__Written exercise__: Write out the data below in full. Keep it exact.

__Stored rows__:
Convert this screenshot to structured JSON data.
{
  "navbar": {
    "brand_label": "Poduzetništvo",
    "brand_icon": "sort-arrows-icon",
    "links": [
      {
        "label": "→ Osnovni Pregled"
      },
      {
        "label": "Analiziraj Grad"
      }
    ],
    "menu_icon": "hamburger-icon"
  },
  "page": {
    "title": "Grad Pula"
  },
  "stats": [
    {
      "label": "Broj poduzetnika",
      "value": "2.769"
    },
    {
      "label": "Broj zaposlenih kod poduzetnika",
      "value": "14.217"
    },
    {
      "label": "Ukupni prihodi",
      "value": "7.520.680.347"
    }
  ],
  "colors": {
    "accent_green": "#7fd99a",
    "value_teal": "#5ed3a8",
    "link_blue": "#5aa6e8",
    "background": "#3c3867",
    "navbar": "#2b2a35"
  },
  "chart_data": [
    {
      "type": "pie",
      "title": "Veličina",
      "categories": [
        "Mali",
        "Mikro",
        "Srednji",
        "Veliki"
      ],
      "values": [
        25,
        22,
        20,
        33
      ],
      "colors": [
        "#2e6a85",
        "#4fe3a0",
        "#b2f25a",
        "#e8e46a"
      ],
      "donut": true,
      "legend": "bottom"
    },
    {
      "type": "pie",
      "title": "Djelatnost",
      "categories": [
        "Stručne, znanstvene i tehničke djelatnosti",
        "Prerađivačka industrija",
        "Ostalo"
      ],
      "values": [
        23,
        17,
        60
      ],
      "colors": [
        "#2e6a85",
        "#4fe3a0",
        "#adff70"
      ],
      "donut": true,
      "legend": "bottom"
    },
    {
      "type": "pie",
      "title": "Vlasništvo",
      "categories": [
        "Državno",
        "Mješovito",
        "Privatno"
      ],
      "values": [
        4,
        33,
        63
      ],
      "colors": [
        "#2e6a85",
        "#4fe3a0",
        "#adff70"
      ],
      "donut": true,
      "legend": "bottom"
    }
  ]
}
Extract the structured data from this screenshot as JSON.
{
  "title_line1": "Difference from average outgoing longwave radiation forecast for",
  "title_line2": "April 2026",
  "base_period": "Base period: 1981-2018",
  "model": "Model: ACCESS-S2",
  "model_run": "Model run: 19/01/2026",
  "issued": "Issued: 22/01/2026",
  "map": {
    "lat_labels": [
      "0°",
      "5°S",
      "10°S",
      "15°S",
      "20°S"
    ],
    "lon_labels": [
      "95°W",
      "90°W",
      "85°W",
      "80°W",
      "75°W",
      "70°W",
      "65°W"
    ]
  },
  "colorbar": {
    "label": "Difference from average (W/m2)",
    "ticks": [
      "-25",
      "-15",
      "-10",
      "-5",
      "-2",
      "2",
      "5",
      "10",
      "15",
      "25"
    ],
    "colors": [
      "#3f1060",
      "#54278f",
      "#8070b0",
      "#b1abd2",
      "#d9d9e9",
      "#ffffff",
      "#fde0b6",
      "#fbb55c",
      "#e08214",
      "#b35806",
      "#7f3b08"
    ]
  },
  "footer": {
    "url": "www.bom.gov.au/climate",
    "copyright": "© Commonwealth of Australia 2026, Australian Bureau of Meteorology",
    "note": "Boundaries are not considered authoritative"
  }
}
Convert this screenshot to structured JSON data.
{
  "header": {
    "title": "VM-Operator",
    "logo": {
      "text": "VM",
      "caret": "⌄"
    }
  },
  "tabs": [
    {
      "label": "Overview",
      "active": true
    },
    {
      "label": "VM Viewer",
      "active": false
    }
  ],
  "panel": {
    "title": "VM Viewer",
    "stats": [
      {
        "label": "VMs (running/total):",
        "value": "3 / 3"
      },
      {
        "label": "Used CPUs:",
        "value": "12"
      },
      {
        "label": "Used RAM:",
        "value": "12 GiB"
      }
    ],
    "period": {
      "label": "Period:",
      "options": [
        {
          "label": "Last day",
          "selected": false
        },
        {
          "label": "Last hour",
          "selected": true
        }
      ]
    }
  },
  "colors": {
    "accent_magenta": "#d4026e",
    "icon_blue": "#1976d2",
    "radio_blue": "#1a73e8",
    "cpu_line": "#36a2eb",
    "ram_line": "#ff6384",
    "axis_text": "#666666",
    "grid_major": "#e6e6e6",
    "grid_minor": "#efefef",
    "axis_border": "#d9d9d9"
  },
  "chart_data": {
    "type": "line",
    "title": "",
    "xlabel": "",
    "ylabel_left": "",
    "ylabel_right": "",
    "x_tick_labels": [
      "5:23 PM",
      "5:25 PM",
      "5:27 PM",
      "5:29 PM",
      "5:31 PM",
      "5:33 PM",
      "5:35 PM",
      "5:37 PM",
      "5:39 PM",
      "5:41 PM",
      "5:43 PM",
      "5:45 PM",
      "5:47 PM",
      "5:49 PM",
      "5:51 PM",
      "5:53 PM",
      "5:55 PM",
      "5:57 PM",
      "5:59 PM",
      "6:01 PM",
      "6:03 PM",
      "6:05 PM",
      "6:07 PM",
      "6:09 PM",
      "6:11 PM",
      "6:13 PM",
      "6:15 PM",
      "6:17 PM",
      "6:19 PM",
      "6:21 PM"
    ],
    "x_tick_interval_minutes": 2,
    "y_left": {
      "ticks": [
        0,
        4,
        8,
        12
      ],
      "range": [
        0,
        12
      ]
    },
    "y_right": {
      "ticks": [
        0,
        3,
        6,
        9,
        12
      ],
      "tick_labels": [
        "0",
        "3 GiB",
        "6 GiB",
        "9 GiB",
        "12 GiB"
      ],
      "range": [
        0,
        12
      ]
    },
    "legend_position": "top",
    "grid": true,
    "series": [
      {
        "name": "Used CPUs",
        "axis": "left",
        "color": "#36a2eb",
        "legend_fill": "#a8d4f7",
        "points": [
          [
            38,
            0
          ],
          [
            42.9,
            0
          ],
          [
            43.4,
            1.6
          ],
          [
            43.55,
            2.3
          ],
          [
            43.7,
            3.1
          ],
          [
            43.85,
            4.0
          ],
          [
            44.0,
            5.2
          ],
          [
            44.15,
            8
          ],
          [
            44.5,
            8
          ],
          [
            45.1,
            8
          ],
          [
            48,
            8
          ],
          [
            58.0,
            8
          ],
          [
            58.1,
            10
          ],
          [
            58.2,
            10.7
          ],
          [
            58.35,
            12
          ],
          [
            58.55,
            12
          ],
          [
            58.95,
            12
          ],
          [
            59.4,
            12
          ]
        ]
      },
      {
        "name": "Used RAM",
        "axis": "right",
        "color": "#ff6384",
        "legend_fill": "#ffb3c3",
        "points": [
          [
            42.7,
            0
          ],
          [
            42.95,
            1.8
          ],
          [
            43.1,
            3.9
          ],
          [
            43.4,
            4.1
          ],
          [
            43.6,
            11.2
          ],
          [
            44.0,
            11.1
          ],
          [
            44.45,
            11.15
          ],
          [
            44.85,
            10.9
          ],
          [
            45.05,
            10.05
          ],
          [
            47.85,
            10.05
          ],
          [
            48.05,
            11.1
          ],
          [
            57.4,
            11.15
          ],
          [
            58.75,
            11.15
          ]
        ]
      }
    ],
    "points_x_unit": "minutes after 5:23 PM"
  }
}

__Exercise response__:
Convert this screenshot to structured JSON data.
{
  "navbar": {
    "brand_label": "Poduzetništvo",
    "brand_icon": "sort-arrows-icon",
    "links": [
      {
        "label": "→ Osnovni Pregled"
      },
      {
        "label": "Analiziraj Grad"
      }
    ],
    "menu_icon": "hamburger-icon"
  },
  "page": {
    "title": "Grad Pula"
  },
  "stats": [
    {
      "label": "Broj poduzetnika",
      "value": "2.769"
    },
    {
      "label": "Broj zaposlenih kod poduzetnika",
      "value": "14.217"
    },
    {
      "label": "Ukupni prihodi",
      "value": "7.520.680.347"
    }
  ],
  "colors": {
    "accent_green": "#7fd99a",
    "value_teal": "#5ed3a8",
    "link_blue": "#5aa6e8",
    "background": "#3c3867",
    "navbar": "#2b2a35"
  },
  "chart_data": [
    {
      "type": "pie",
      "title": "Veličina",
      "categories": [
        "Mali",
        "Mikro",
        "Srednji",
        "Veliki"
      ],
      "values": [
        25,
        22,
        20,
        33
      ],
      "colors": [
        "#2e6a85",
        "#4fe3a0",
        "#b2f25a",
        "#e8e46a"
      ],
      "donut": true,
      "legend": "bottom"
    },
    {
      "type": "pie",
      "title": "Djelatnost",
      "categories": [
        "Stručne, znanstvene i tehničke djelatnosti",
        "Prerađivačka industrija",
        "Ostalo"
      ],
      "values": [
        23,
        17,
        60
      ],
      "colors": [
        "#2e6a85",
        "#4fe3a0",
        "#adff70"
      ],
      "donut": true,
      "legend": "bottom"
    },
    {
      "type": "pie",
      "title": "Vlasništvo",
      "categories": [
        "Državno",
        "Mješovito",
        "Privatno"
      ],
      "values": [
        4,
        33,
        63
      ],
      "colors": [
        "#2e6a85",
        "#4fe3a0",
        "#adff70"
      ],
      "donut": true,
      "legend": "bottom"
    }
  ]
}
Extract the structured data from this screenshot as JSON.
{
  "title_line1": "Difference from average outgoing longwave radiation forecast for",
  "title_line2": "April 2026",
  "base_period": "Base period: 1981-2018",
  "model": "Model: ACCESS-S2",
  "model_run": "Model run: 19/01/2026",
  "issued": "Issued: 22/01/2026",
  "map": {
    "lat_labels": [
      "0°",
      "5°S",
      "10°S",
      "15°S",
      "20°S"
    ],
    "lon_labels": [
      "95°W",
      "90°W",
      "85°W",
      "80°W",
      "75°W",
      "70°W",
      "65°W"
    ]
  },
  "colorbar": {
    "label": "Difference from average (W/m2)",
    "ticks": [
      "-25",
      "-15",
      "-10",
      "-5",
      "-2",
      "2",
      "5",
      "10",
      "15",
      "25"
    ],
    "colors": [
      "#3f1060",
      "#54278f",
      "#8070b0",
      "#b1abd2",
      "#d9d9e9",
      "#ffffff",
      "#fde0b6",
      "#fbb55c",
      "#e08214",
      "#b35806",
      "#7f3b08"
    ]
  },
  "footer": {
    "url": "www.bom.gov.au/climate",
    "copyright": "© Commonwealth of Australia 2026, Australian Bureau of Meteorology",
    "note": "Boundaries are not considered authoritative"
  }
}
Convert this screenshot to structured JSON data.
{
  "header": {
    "title": "VM-Operator",
    "logo": {
      "text": "VM",
      "caret": "⌄"
    }
  },
  "tabs": [
    {
      "label": "Overview",
      "active": true
    },
    {
      "label": "VM Viewer",
      "active": false
    }
  ],
  "panel": {
    "title": "VM Viewer",
    "stats": [
      {
        "label": "VMs (running/total):",
        "value": "3 / 3"
      },
      {
        "label": "Used CPUs:",
        "value": "12"
      },
      {
        "label": "Used RAM:",
        "value": "12 GiB"
      }
    ],
    "period": {
      "label": "Period:",
      "options": [
        {
          "label": "Last day",
          "selected": false
        },
        {
          "label": "Last hour",
          "selected": true
        }
      ]
    }
  },
  "colors": {
    "accent_magenta": "#d4026e",
    "icon_blue": "#1976d2",
    "radio_blue": "#1a73e8",
    "cpu_line": "#36a2eb",
    "ram_line": "#ff6384",
    "axis_text": "#666666",
    "grid_major": "#e6e6e6",
    "grid_minor": "#efefef",
    "axis_border": "#d9d9d9"
  },
  "chart_data": {
    "type": "line",
    "title": "",
    "xlabel": "",
    "ylabel_left": "",
    "ylabel_right": "",
    "x_tick_labels": [
      "5:23 PM",
      "5:25 PM",
      "5:27 PM",
      "5:29 PM",
      "5:31 PM",
      "5:33 PM",
      "5:35 PM",
      "5:37 PM",
      "5:39 PM",
      "5:41 PM",
      "5:43 PM",
      "5:45 PM",
      "5:47 PM",
      "5:49 PM",
      "5:51 PM",
      "5:53 PM",
      "5:55 PM",
      "5:57 PM",
      "5:59 PM",
      "6:01 PM",
      "6:03 PM",
      "6:05 PM",
      "6:07 PM",
      "6:09 PM",
      "6:11 PM",
      "6:13 PM",
      "6:15 PM",
      "6:17 PM",
      "6:19 PM",
      "6:21 PM"
    ],
    "x_tick_interval_minutes": 2,
    "y_left": {
      "ticks": [
        0,
        4,
        8,
        12
      ],
      "range": [
        0,
        12
      ]
    },
    "y_right": {
      "ticks": [
        0,
        3,
        6,
        9,
        12
      ],
      "tick_labels": [
        "0",
        "3 GiB",
        "6 GiB",
        "9 GiB",
        "12 GiB"
      ],
      "range": [
        0,
        12
      ]
    },
    "legend_position": "top",
    "grid": true,
    "series": [
      {
        "name": "Used CPUs",
        "axis": "left",
        "color": "#36a2eb",
        "legend_fill": "#a8d4f7",
        "points": [
          [
            38,
            0
          ],
          [
            42.9,
            0
          ],
          [
            43.4,
            1.6
          ],
          [
            43.55,
            2.3
          ],
          [
            43.7,
            3.1
          ],
          [
            43.85,
            4.0
          ],
          [
            44.0,
            5.2
          ],
          [
            44.15,
            8
          ],
          [
            44.5,
            8
          ],
          [
            45.1,
            8
          ],
          [
            48,
            8
          ],
          [
            58.0,
            8
          ],
          [
            58.1,
            10
          ],
          [
            58.2,
            10.7
          ],
          [
            58.35,
            12
          ],
          [
            58.55,
            12
          ],
          [
            58.95,
            12
          ],
          [
            59.4,
            12
          ]
        ]
      },
      {
        "name": "Used RAM",
        "axis": "right",
        "color": "#ff6384",
        "legend_fill": "#ffb3c3",
        "points": [
          [
            42.7,
            0
          ],
          [
            42.95,
            1.8
          ],
          [
            43.1,
            3.9
          ],
          [
            43.4,
            4.1
          ],
          [
            43.6,
            11.2
          ],
          [
            44.0,
            11.1
          ],
          [
            44.45,
            11.15
          ],
          [
            44.85,
            10.9
          ],
          [
            45.05,
            10.05
          ],
          [
            47.85,
            10.05
          ],
          [
            48.05,
            11.1
          ],
          [
            57.4,
            11.15
          ],
          [
            58.75,
            11.15
          ]
        ]
      }
    ],
    "points_x_unit": "minutes after 5:23 PM"
  }
}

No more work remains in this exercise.